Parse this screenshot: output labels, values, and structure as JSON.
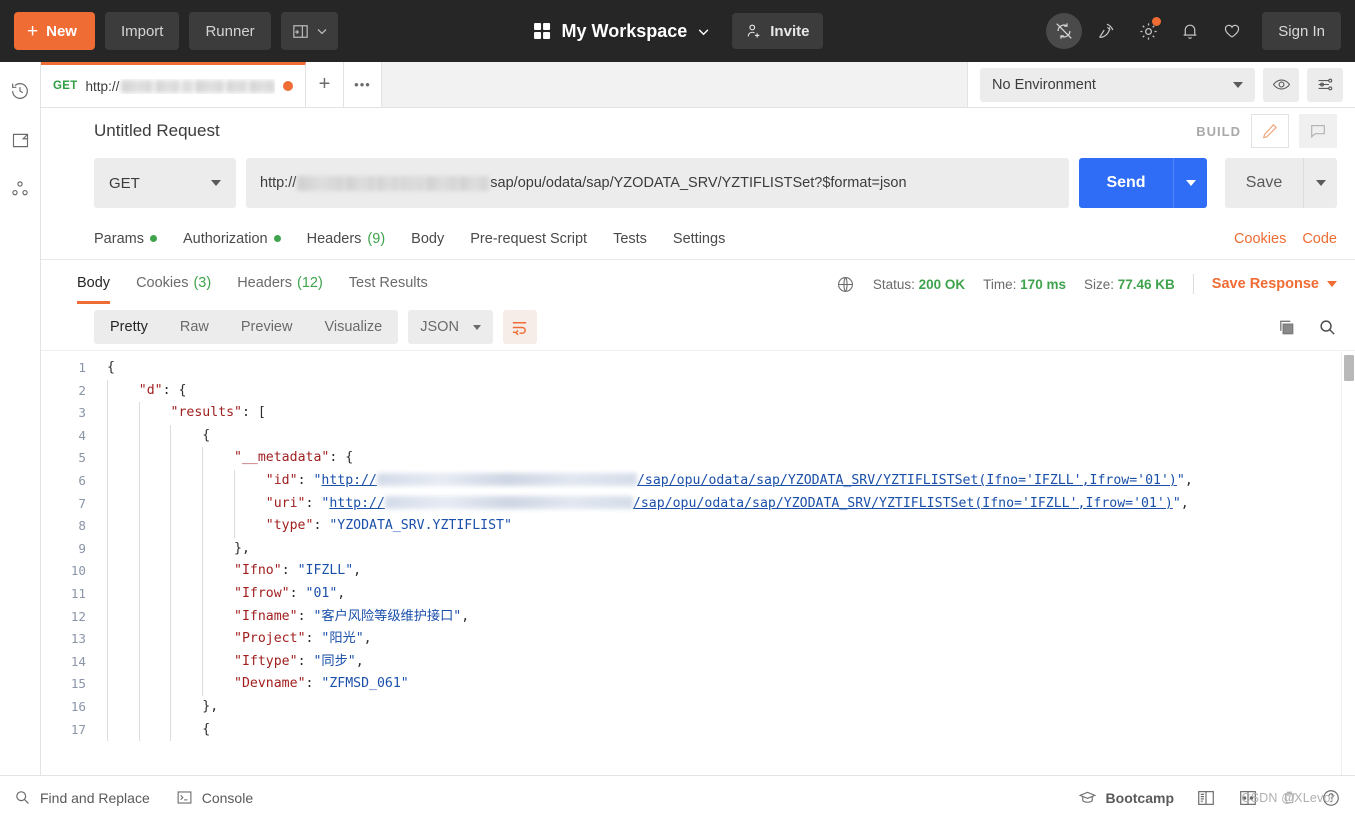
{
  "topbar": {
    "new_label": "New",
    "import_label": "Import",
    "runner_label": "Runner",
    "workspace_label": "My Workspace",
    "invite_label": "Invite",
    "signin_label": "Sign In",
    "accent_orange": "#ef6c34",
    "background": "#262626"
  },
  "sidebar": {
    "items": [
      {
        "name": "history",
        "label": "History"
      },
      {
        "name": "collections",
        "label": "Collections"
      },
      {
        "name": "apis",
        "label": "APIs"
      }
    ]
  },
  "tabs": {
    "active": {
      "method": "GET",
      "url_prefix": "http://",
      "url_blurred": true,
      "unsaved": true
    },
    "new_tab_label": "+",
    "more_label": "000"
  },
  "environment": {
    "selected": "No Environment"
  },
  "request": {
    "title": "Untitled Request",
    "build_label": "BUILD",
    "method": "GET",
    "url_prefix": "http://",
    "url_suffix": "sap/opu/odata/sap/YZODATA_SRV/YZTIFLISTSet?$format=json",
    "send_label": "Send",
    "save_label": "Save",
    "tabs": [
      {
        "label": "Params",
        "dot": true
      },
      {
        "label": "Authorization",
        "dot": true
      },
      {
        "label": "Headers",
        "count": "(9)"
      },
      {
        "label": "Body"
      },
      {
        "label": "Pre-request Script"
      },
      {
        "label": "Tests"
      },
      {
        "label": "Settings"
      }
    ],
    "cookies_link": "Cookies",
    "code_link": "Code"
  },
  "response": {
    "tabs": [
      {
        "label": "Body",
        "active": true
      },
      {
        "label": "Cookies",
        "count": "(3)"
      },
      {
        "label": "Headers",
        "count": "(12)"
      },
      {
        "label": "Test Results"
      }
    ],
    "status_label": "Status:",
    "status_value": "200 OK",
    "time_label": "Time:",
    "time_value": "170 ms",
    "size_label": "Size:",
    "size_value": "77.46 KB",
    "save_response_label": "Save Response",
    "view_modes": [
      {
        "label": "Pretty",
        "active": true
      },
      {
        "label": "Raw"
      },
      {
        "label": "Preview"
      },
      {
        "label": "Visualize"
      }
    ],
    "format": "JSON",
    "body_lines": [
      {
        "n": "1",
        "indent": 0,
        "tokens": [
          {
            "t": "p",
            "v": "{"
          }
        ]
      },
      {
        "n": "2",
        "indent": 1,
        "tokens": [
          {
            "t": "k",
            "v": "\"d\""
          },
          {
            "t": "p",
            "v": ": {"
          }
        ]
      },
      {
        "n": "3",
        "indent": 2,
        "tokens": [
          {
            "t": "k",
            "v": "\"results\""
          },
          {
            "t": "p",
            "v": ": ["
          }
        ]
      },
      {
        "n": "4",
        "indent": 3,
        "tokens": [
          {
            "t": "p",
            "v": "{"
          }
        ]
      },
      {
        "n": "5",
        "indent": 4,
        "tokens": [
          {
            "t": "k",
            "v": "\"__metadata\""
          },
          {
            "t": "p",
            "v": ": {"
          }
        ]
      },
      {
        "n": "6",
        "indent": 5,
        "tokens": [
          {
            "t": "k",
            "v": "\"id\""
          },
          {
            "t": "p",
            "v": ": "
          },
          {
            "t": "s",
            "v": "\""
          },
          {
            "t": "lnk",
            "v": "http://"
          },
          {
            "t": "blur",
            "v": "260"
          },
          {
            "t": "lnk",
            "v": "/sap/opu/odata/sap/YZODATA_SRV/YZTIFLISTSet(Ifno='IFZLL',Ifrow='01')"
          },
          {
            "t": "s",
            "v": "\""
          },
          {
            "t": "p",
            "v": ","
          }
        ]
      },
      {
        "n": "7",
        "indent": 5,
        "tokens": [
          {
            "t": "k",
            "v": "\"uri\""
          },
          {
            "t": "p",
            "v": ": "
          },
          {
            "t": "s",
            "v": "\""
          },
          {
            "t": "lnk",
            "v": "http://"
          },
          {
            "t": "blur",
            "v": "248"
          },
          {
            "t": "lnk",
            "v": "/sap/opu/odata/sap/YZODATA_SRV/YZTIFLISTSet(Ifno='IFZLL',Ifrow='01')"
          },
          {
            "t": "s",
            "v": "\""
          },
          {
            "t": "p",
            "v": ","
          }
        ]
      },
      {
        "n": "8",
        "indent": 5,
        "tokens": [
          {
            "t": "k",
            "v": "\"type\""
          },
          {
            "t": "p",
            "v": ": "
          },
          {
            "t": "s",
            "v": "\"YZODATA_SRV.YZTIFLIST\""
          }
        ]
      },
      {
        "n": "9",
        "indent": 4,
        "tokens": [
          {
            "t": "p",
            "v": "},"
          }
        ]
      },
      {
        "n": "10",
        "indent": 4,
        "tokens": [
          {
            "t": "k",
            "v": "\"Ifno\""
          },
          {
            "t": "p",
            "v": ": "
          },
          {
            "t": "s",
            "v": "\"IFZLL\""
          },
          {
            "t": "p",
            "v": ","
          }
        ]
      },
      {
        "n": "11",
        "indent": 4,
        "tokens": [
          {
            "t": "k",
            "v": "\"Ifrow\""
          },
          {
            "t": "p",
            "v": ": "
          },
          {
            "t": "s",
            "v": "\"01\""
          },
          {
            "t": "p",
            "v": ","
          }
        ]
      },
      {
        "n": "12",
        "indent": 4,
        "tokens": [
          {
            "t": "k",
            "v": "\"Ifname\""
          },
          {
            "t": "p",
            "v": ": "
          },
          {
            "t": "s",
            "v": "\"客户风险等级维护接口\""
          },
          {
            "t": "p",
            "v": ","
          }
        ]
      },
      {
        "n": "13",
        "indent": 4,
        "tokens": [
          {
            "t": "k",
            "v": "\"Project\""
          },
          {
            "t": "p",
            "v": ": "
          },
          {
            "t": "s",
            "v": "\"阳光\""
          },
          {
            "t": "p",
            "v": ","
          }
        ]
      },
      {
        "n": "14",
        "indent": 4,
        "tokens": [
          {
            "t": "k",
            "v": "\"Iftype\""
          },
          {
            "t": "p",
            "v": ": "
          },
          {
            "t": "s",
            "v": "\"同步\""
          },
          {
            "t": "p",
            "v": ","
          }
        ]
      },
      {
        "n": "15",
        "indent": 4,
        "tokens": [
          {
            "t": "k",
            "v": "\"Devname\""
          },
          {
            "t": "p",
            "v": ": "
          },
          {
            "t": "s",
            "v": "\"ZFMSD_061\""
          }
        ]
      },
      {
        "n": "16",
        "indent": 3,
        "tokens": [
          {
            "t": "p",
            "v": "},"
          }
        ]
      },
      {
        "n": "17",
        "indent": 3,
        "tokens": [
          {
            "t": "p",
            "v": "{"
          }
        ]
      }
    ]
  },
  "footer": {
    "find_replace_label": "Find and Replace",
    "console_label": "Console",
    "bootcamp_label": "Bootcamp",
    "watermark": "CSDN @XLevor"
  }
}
+ + + +
Word for word, quote the full listing, omitting every picture.

Parse this screenshot: output labels, values, and structure as JSON.
{
  "topbar": {
    "new_label": "New",
    "import_label": "Import",
    "runner_label": "Runner",
    "workspace_label": "My Workspace",
    "invite_label": "Invite",
    "signin_label": "Sign In",
    "accent_orange": "#ef6c34",
    "background": "#262626"
  },
  "sidebar": {
    "items": [
      {
        "name": "history",
        "label": "History"
      },
      {
        "name": "collections",
        "label": "Collections"
      },
      {
        "name": "apis",
        "label": "APIs"
      }
    ]
  },
  "tabs": {
    "active": {
      "method": "GET",
      "url_prefix": "http://",
      "url_blurred": true,
      "unsaved": true
    },
    "new_tab_label": "+",
    "more_label": "000"
  },
  "environment": {
    "selected": "No Environment"
  },
  "request": {
    "title": "Untitled Request",
    "build_label": "BUILD",
    "method": "GET",
    "url_prefix": "http://",
    "url_suffix": "sap/opu/odata/sap/YZODATA_SRV/YZTIFLISTSet?$format=json",
    "send_label": "Send",
    "save_label": "Save",
    "tabs": [
      {
        "label": "Params",
        "dot": true
      },
      {
        "label": "Authorization",
        "dot": true
      },
      {
        "label": "Headers",
        "count": "(9)"
      },
      {
        "label": "Body"
      },
      {
        "label": "Pre-request Script"
      },
      {
        "label": "Tests"
      },
      {
        "label": "Settings"
      }
    ],
    "cookies_link": "Cookies",
    "code_link": "Code"
  },
  "response": {
    "tabs": [
      {
        "label": "Body",
        "active": true
      },
      {
        "label": "Cookies",
        "count": "(3)"
      },
      {
        "label": "Headers",
        "count": "(12)"
      },
      {
        "label": "Test Results"
      }
    ],
    "status_label": "Status:",
    "status_value": "200 OK",
    "time_label": "Time:",
    "time_value": "170 ms",
    "size_label": "Size:",
    "size_value": "77.46 KB",
    "save_response_label": "Save Response",
    "view_modes": [
      {
        "label": "Pretty",
        "active": true
      },
      {
        "label": "Raw"
      },
      {
        "label": "Preview"
      },
      {
        "label": "Visualize"
      }
    ],
    "format": "JSON",
    "body_lines": [
      {
        "n": "1",
        "indent": 0,
        "tokens": [
          {
            "t": "p",
            "v": "{"
          }
        ]
      },
      {
        "n": "2",
        "indent": 1,
        "tokens": [
          {
            "t": "k",
            "v": "\"d\""
          },
          {
            "t": "p",
            "v": ": {"
          }
        ]
      },
      {
        "n": "3",
        "indent": 2,
        "tokens": [
          {
            "t": "k",
            "v": "\"results\""
          },
          {
            "t": "p",
            "v": ": ["
          }
        ]
      },
      {
        "n": "4",
        "indent": 3,
        "tokens": [
          {
            "t": "p",
            "v": "{"
          }
        ]
      },
      {
        "n": "5",
        "indent": 4,
        "tokens": [
          {
            "t": "k",
            "v": "\"__metadata\""
          },
          {
            "t": "p",
            "v": ": {"
          }
        ]
      },
      {
        "n": "6",
        "indent": 5,
        "tokens": [
          {
            "t": "k",
            "v": "\"id\""
          },
          {
            "t": "p",
            "v": ": "
          },
          {
            "t": "s",
            "v": "\""
          },
          {
            "t": "lnk",
            "v": "http://"
          },
          {
            "t": "blur",
            "v": "260"
          },
          {
            "t": "lnk",
            "v": "/sap/opu/odata/sap/YZODATA_SRV/YZTIFLISTSet(Ifno='IFZLL',Ifrow='01')"
          },
          {
            "t": "s",
            "v": "\""
          },
          {
            "t": "p",
            "v": ","
          }
        ]
      },
      {
        "n": "7",
        "indent": 5,
        "tokens": [
          {
            "t": "k",
            "v": "\"uri\""
          },
          {
            "t": "p",
            "v": ": "
          },
          {
            "t": "s",
            "v": "\""
          },
          {
            "t": "lnk",
            "v": "http://"
          },
          {
            "t": "blur",
            "v": "248"
          },
          {
            "t": "lnk",
            "v": "/sap/opu/odata/sap/YZODATA_SRV/YZTIFLISTSet(Ifno='IFZLL',Ifrow='01')"
          },
          {
            "t": "s",
            "v": "\""
          },
          {
            "t": "p",
            "v": ","
          }
        ]
      },
      {
        "n": "8",
        "indent": 5,
        "tokens": [
          {
            "t": "k",
            "v": "\"type\""
          },
          {
            "t": "p",
            "v": ": "
          },
          {
            "t": "s",
            "v": "\"YZODATA_SRV.YZTIFLIST\""
          }
        ]
      },
      {
        "n": "9",
        "indent": 4,
        "tokens": [
          {
            "t": "p",
            "v": "},"
          }
        ]
      },
      {
        "n": "10",
        "indent": 4,
        "tokens": [
          {
            "t": "k",
            "v": "\"Ifno\""
          },
          {
            "t": "p",
            "v": ": "
          },
          {
            "t": "s",
            "v": "\"IFZLL\""
          },
          {
            "t": "p",
            "v": ","
          }
        ]
      },
      {
        "n": "11",
        "indent": 4,
        "tokens": [
          {
            "t": "k",
            "v": "\"Ifrow\""
          },
          {
            "t": "p",
            "v": ": "
          },
          {
            "t": "s",
            "v": "\"01\""
          },
          {
            "t": "p",
            "v": ","
          }
        ]
      },
      {
        "n": "12",
        "indent": 4,
        "tokens": [
          {
            "t": "k",
            "v": "\"Ifname\""
          },
          {
            "t": "p",
            "v": ": "
          },
          {
            "t": "s",
            "v": "\"客户风险等级维护接口\""
          },
          {
            "t": "p",
            "v": ","
          }
        ]
      },
      {
        "n": "13",
        "indent": 4,
        "tokens": [
          {
            "t": "k",
            "v": "\"Project\""
          },
          {
            "t": "p",
            "v": ": "
          },
          {
            "t": "s",
            "v": "\"阳光\""
          },
          {
            "t": "p",
            "v": ","
          }
        ]
      },
      {
        "n": "14",
        "indent": 4,
        "tokens": [
          {
            "t": "k",
            "v": "\"Iftype\""
          },
          {
            "t": "p",
            "v": ": "
          },
          {
            "t": "s",
            "v": "\"同步\""
          },
          {
            "t": "p",
            "v": ","
          }
        ]
      },
      {
        "n": "15",
        "indent": 4,
        "tokens": [
          {
            "t": "k",
            "v": "\"Devname\""
          },
          {
            "t": "p",
            "v": ": "
          },
          {
            "t": "s",
            "v": "\"ZFMSD_061\""
          }
        ]
      },
      {
        "n": "16",
        "indent": 3,
        "tokens": [
          {
            "t": "p",
            "v": "},"
          }
        ]
      },
      {
        "n": "17",
        "indent": 3,
        "tokens": [
          {
            "t": "p",
            "v": "{"
          }
        ]
      }
    ]
  },
  "footer": {
    "find_replace_label": "Find and Replace",
    "console_label": "Console",
    "bootcamp_label": "Bootcamp",
    "watermark": "CSDN @XLevor"
  }
}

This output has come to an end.